» **TASKS**:
[1] According to the WRF setup notes, what value is WRFIO_NCD_LARGE_FILE_SUPPORT set to, and what does that allow?
[2] In the WRF setup notes, reproduce word for word the stretch from "WRF and WRF-CHEM have" through "and Vtable files).".
[3] Pick up the WRF setup notes after their last sentence and keep writing.

» **EXCERPT PROVIDED**:
— Start —

Weather Research and Forecasting Model

WRF and WRF-CHEM have been installed on Abel. To check which version is available:

module avail wrf

-------------------------------------------------------------------------------------- /cluster/etc/modulefiles ---------------------------------------------------------------------------------------

To set-up your environment:

module load wrf/3.6.1

When loading wrf, the following environment variables are defined:

  • WRF_HOME: directory where WRF has been installed; this can be used to check WRF sources
  • WPS_HOME: directory where WPS has been installed. It is unlikely you have to check or change WPS source code but you will find in this directory all the metadata required to run WPS (the GEOGRID.TBL, METGRID.TBL, and Vtable files).
  • WPS_GEOG_PATH: contains theterrestrial static input data. Even if you use your own compiled version of WRF/WPS, it is NOT necessary to download these files again.
  • WRFIO_NCD_LARGE_FILE_SUPPORT: it is set to 1 to allow you to store large netCDF files (more than 2GB).
  • WRF_EXAMPLES: directory where all WRF and WRF-CHEM examples are stored. If you wish to run one of this example see our dedicated section on running tutorials.


WRF has been compiled with intel compilers and MPI:

module list 

Currently Loaded Modulefiles:
  1) use.own                 3) openmpi.intel/1.6.1     5) netcdf.intel/    7) jasper/1.900.1          9) openmpi.intel/1.8      11) wrf/3.6.1
  2) intel/2011.10           4) hdf5/1.8.9_intel        6) intel-libs/2013.sp1.3   8) intel/2013.sp1.3       10) ncl/6.2.0

We suggest you specify the version you wish to use to avoid any problems if we install a new default version (as it is important to stick to the very same version for your  simulations).

— End —

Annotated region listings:

— Start —

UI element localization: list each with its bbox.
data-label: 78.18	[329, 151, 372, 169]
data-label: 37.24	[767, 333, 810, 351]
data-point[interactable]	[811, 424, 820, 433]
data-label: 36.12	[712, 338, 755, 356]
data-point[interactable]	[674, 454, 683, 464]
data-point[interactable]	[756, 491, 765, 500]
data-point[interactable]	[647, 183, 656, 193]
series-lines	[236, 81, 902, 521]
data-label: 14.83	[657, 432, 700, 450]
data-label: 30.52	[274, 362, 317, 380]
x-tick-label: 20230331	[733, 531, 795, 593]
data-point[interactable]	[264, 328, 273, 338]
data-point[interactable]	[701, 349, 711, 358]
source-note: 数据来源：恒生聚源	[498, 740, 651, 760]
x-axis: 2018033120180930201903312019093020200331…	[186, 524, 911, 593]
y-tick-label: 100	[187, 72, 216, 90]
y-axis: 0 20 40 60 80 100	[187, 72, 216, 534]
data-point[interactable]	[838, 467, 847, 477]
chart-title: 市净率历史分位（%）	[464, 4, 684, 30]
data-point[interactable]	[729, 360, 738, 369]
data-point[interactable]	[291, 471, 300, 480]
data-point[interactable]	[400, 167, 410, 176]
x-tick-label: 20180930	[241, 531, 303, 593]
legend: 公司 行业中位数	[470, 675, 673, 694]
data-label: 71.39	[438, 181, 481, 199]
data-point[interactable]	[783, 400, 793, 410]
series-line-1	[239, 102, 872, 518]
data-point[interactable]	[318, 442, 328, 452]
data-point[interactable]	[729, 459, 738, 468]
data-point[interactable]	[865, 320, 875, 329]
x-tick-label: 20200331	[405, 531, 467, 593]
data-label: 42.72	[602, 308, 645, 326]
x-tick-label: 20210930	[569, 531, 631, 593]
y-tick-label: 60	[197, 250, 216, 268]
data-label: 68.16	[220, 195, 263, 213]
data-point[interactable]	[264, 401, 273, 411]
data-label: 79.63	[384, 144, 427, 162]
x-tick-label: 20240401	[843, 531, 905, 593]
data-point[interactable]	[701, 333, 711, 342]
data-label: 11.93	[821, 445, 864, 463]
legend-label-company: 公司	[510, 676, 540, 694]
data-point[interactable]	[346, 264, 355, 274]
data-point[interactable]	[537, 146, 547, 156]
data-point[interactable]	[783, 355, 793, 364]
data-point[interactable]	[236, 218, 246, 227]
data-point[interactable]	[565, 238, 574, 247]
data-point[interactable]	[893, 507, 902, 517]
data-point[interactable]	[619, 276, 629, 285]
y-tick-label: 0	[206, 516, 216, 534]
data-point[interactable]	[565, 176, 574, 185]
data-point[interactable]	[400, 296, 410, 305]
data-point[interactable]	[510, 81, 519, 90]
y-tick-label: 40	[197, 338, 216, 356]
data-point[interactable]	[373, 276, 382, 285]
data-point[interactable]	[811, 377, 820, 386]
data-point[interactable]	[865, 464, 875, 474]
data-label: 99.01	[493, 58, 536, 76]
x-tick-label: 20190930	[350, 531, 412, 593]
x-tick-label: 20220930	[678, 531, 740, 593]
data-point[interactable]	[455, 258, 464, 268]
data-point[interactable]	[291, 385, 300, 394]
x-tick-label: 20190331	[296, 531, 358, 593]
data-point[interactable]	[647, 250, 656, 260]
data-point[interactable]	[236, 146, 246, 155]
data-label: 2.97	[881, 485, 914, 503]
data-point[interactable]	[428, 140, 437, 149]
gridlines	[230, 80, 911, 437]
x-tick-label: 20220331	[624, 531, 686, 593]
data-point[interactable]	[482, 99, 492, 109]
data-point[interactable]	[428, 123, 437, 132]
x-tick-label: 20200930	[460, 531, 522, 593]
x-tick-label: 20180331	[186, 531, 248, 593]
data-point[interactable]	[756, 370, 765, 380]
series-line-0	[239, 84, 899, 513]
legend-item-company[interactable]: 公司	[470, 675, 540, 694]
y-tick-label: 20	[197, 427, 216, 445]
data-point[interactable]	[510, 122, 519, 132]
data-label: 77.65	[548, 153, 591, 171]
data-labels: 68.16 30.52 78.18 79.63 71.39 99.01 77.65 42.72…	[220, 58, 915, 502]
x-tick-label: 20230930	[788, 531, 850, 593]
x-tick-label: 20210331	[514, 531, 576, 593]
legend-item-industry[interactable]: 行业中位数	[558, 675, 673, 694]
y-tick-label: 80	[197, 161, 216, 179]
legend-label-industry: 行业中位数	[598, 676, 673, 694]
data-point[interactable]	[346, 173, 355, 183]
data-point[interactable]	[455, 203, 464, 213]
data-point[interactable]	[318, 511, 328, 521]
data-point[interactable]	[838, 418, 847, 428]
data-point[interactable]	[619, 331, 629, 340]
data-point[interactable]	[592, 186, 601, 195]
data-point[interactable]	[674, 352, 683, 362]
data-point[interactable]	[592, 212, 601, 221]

— End —

» **WRITTEN ANSWERS**:
[1] It is set to 1, which allows netCDF files larger than 2GB to be stored.

[2]
WRF and WRF-CHEM have been installed on Abel. To check which version is available:

module avail wrf

-------------------------------------------------------------------------------------- /cluster/etc/modulefiles ---------------------------------------------------------------------------------------

To set-up your environment:

module load wrf/3.6.1

When loading wrf, the following environment variables are defined:

  • WRF_HOME: directory where WRF has been installed; this can be used to check WRF sources
  • WPS_HOME: directory where WPS has been installed. It is unlikely you have to check or change WPS source code but you will find in this directory all the metadata required to run WPS (the GEOGRID.TBL, METGRID.TBL, and Vtable files).

[3]
Running WRF:

The following steps are necessary to run WRF on our systems:

  1. WRF Preprocessing System (WPS)
  2. WRF System

WRF Preprocessing System (WPS)

Most parameters for WPS must be given in namelist.wps

  • define_grid.py uses namelist.wps to plot your defined grid
  • run_geogrid.py  runs geogrid.exe to create static data for your domain
  • run_ungrib.py runs ungrib.exe to unpack your input GRIB data
  • run_metgrid.py runs metgrid.exe to interpolate input data onto your model domain


Most parameters for WRF must be given in namelist.input

  • run_init_wrf.py runs real.exe to initialize WRF and creates two files such as wrfinput_d<domain> and wrfbdy_d<domain> where <domain> is the domain number (01, 02, etc.)
  • run_wrf.py runs the numerical integration program wrf.exe

TIPS: to get the usage of these python scripts, use -h or --help. For instance:

run_ungrib.py -h
Usage: run_ungrib.py --expid expid --vtable vtable --datadir datadir [--start_date startdate --end_date enddate] [--interval_seconds val] [--prefix FILE]

  -h, --help            show this help message and exit
  -s startdate, --start_date=startdate
                         A list of MAX_DOM character strings of the form
                        'YYYY-MM-DD_HH:mm:ss' specifying the starting UTC date
                        of the simulation for each domain.
  -e enddate, --end_date=enddate
                        A list of MAX_DOM character strings of the form 'YYYY-
                        MM-DD_HH:mm:ss' specifying the ending UTC date of the
                        simulation for each domain
  -t interval_seconds, --interval_seconds=interval_seconds
                        The integer number of seconds between time-varying
                        meteorological input files. No default value.
  -p FILE, --prefix=FILE
                        prefix of the intermediate meteorological data files
  -v Vtable, --vtable=Vtable
                        vtable filename
  -i expid, --expid=expid
                        Experiment identifier
  -d datadir, --datadir=datadir
                        Directory where input fields can be found

For each of these python scripts, some arguments are optionals and indicated in squared brackets such as start_date and end_date. If you don't specify them on the command line, it will keep what has been defined in your namelist.  This is usually how you will run your "real" cases.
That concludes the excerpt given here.